Passage:

.....

Other readers have outlined and commented on the plot, so I will say only about it that the plot here is much better than in the previous city novels. It moves better and the outcome is more logical, more satisfying. But the author's forte is not plotting. It is in the remarkable characters, unusual without being grotesque (a fine line to walk), not the least of whom are Qwill's Siamese cats. To those who have read none of the series, it may sound just a little too cutesy, having prescient cats solve crimes, but the writer makes it work and work quite well.

The writer also excels in creating atmosphere, the city, the newspaper office, fancy and not so fancy restaurants and Maus Haus, a rather weird boarding house for people interested in food--and in pottery.

Like Dickens, Ms. Braun invents no astonishing plots. Her great strength is in making characters come to life in interesting settings. As in Dickens, characters and settings are sufficient.

Rating: 5
Summary: Good storytelling again.
Comment: This is the fourth in the Cat Who Series; we were introduced to Jim Qwilleran--the only reformed alcoholic of the twentieth century who could be featured in a book without having that part of his history be the maudlin main event--in The Cat Who Could Read Backwards, the book in which he met and then adopted his famous cat, Koko. As a man who works doing a job he doesn't really love because he must pay the bills, and who seems to be able to balance his work and outside life in spite of his divorce and occasional girl-friends, Qwill is a likeable character with a bit of this-could-be-for-real that keeps the stories interesting.

.....

Information shown:
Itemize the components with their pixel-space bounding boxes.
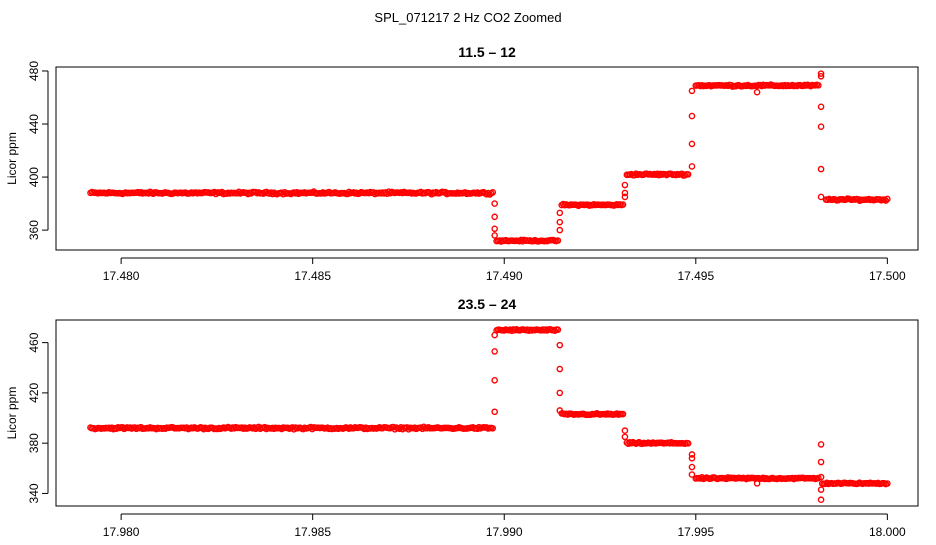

.....

Tasks for this exercise:
(a) Decide whether each statement agrees with the review, answering yes or no and quoting the words from the review that decide it: (i) the plot is better than in the previous city novels; (ii) plotting is the author's forte; (iii) Maus Haus is a boarding house for people interested in food and pottery.
(b) Condense the paragraph of the review that begins "Other readers have outlined and commented on the plot" while keeping its main facts.
(c) Rewrite everything in the review from "Other readers have" down to "food--and in pottery.", putting "Persian" in place of "Siamese".

Results:
(a)
(i) Yes: "the plot here is much better than in the previous city novels"
(ii) No: "But the author's forte is not plotting."
(iii) Yes: "a rather weird boarding house for people interested in food--and in pottery"

(b) The plot is much better than in the previous city novels, moving better and ending more logically and satisfyingly. Still, plotting is not the author's forte. Her strength is remarkable characters that are unusual without being grotesque, including Qwill's Siamese cats. Prescient cats solving crimes may sound a little too cutesy to those new to the series, but the writer makes it work quite well.

(c)
Other readers have outlined and commented on the plot, so I will say only about it that the plot here is much better than in the previous city novels. It moves better and the outcome is more logical, more satisfying. But the author's forte is not plotting. It is in the remarkable characters, unusual without being grotesque (a fine line to walk), not the least of whom are Qwill's Persian cats. To those who have read none of the series, it may sound just a little too cutesy, having prescient cats solve crimes, but the writer makes it work and work quite well.

The writer also excels in creating atmosphere, the city, the newspaper office, fancy and not so fancy restaurants and Maus Haus, a rather weird boarding house for people interested in food--and in pottery.